» **Instructions to follow**: Repeat all of the data precisely.
## begin Raw data
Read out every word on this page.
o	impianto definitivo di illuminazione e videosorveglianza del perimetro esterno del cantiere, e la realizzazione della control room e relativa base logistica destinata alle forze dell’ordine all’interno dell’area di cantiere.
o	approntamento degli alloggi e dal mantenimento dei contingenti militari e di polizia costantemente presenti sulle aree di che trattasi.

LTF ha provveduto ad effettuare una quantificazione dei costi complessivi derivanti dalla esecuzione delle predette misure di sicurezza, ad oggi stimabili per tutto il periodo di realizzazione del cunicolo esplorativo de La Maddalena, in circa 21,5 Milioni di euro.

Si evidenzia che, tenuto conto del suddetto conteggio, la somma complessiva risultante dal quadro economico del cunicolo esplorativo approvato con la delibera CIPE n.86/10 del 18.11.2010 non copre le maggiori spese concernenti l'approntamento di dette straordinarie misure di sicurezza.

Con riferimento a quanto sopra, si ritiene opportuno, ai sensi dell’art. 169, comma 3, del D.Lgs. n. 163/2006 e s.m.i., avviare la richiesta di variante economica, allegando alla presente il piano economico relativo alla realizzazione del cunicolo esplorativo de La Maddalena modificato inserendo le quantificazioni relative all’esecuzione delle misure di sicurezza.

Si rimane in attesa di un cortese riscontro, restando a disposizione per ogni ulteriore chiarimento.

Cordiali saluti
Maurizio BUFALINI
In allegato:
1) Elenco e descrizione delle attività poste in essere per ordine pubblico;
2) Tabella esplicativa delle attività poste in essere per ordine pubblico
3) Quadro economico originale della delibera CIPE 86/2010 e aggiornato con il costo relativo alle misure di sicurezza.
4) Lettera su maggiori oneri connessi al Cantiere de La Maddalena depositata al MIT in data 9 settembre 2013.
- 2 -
## end Raw data
» **Task solution**:
Read out every word on this page.
o	impianto definitivo di illuminazione e videosorveglianza del perimetro esterno del cantiere, e la realizzazione della control room e relativa base logistica destinata alle forze dell’ordine all’interno dell’area di cantiere.
o	approntamento degli alloggi e dal mantenimento dei contingenti militari e di polizia costantemente presenti sulle aree di che trattasi.

LTF ha provveduto ad effettuare una quantificazione dei costi complessivi derivanti dalla esecuzione delle predette misure di sicurezza, ad oggi stimabili per tutto il periodo di realizzazione del cunicolo esplorativo de La Maddalena, in circa 21,5 Milioni di euro.

Si evidenzia che, tenuto conto del suddetto conteggio, la somma complessiva risultante dal quadro economico del cunicolo esplorativo approvato con la delibera CIPE n.86/10 del 18.11.2010 non copre le maggiori spese concernenti l'approntamento di dette straordinarie misure di sicurezza.

Con riferimento a quanto sopra, si ritiene opportuno, ai sensi dell’art. 169, comma 3, del D.Lgs. n. 163/2006 e s.m.i., avviare la richiesta di variante economica, allegando alla presente il piano economico relativo alla realizzazione del cunicolo esplorativo de La Maddalena modificato inserendo le quantificazioni relative all’esecuzione delle misure di sicurezza.

Si rimane in attesa di un cortese riscontro, restando a disposizione per ogni ulteriore chiarimento.

Cordiali saluti
Maurizio BUFALINI
In allegato:
1) Elenco e descrizione delle attività poste in essere per ordine pubblico;
2) Tabella esplicativa delle attività poste in essere per ordine pubblico
3) Quadro economico originale della delibera CIPE 86/2010 e aggiornato con il costo relativo alle misure di sicurezza.
4) Lettera su maggiori oneri connessi al Cantiere de La Maddalena depositata al MIT in data 9 settembre 2013.
- 2 -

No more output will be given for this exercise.